##### Data supplied

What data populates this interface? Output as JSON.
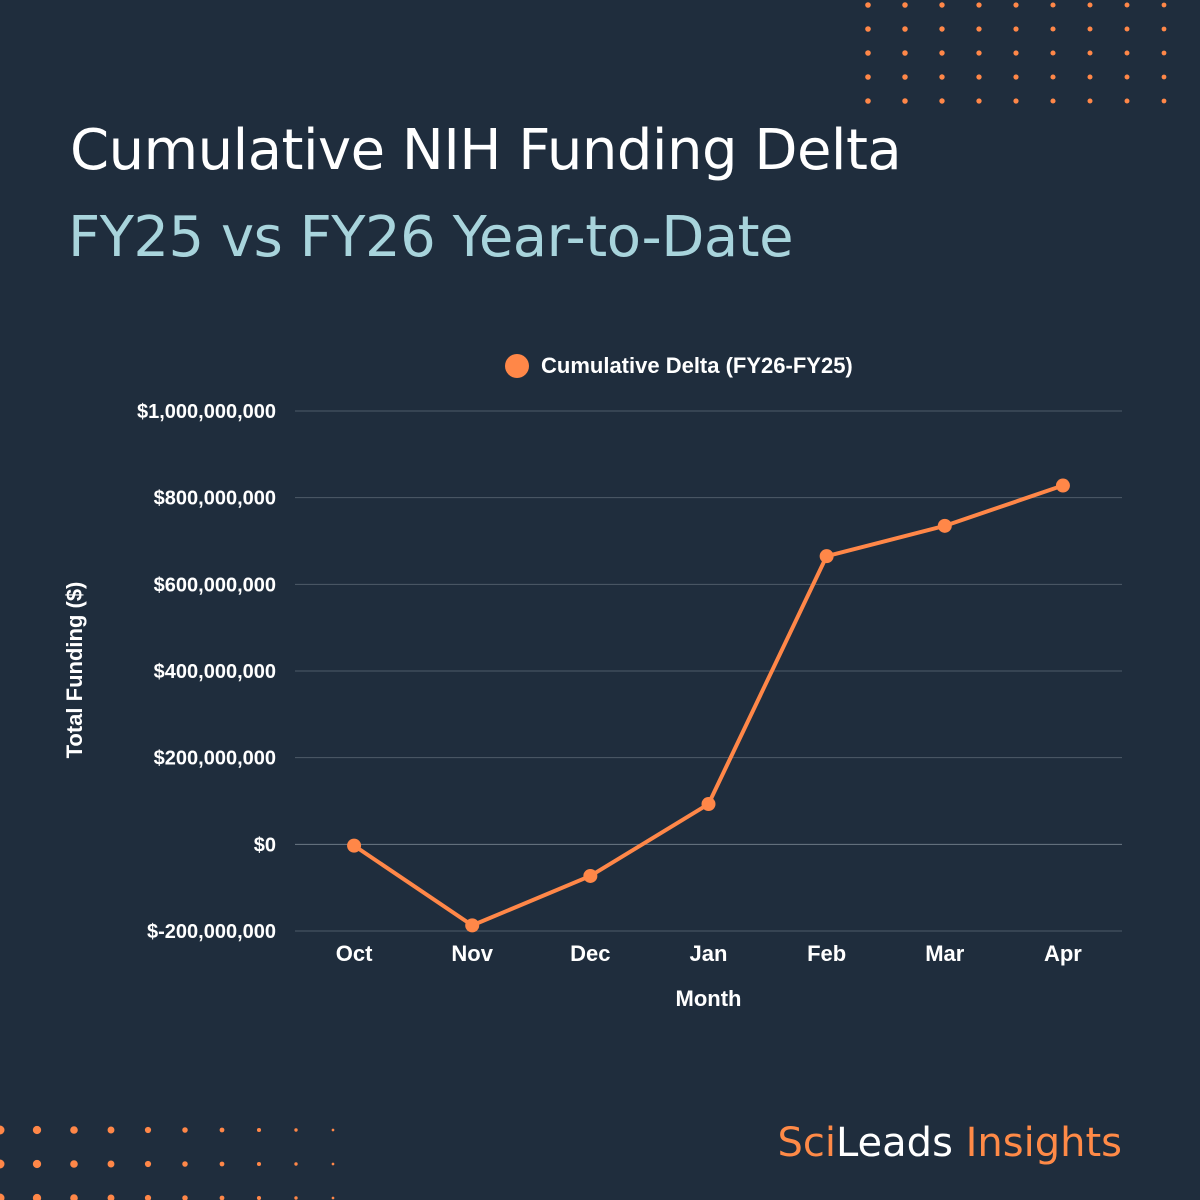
{
  "header": {
    "title": "Cumulative NIH Funding Delta",
    "subtitle": "FY25 vs FY26 Year-to-Date"
  },
  "brand": {
    "part1": "Sci",
    "part2": "Leads",
    "part3": " Insights"
  },
  "colors": {
    "background": "#1f2d3d",
    "series": "#ff8748",
    "title": "#ffffff",
    "subtitle": "#a8d4dc",
    "grid": "#4e5b69"
  },
  "chart_data": {
    "type": "line",
    "title": "",
    "xlabel": "Month",
    "ylabel": "Total Funding ($)",
    "ylim": [
      -200000000,
      1000000000
    ],
    "yticks": [
      {
        "value": -200000000,
        "label": "$-200,000,000"
      },
      {
        "value": 0,
        "label": "$0"
      },
      {
        "value": 200000000,
        "label": "$200,000,000"
      },
      {
        "value": 400000000,
        "label": "$400,000,000"
      },
      {
        "value": 600000000,
        "label": "$600,000,000"
      },
      {
        "value": 800000000,
        "label": "$800,000,000"
      },
      {
        "value": 1000000000,
        "label": "$1,000,000,000"
      }
    ],
    "categories": [
      "Oct",
      "Nov",
      "Dec",
      "Jan",
      "Feb",
      "Mar",
      "Apr"
    ],
    "series": [
      {
        "name": "Cumulative Delta (FY26-FY25)",
        "values": [
          -3000000,
          -187000000,
          -73000000,
          93000000,
          665000000,
          735000000,
          828000000
        ]
      }
    ],
    "grid": true,
    "legend": "top-center"
  }
}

##########

What is expected: Pull out each line containing the word "Cumulative" and copy it.

Solved problem:
    "title": "Cumulative NIH Funding Delta",
        "name": "Cumulative Delta (FY26-FY25)",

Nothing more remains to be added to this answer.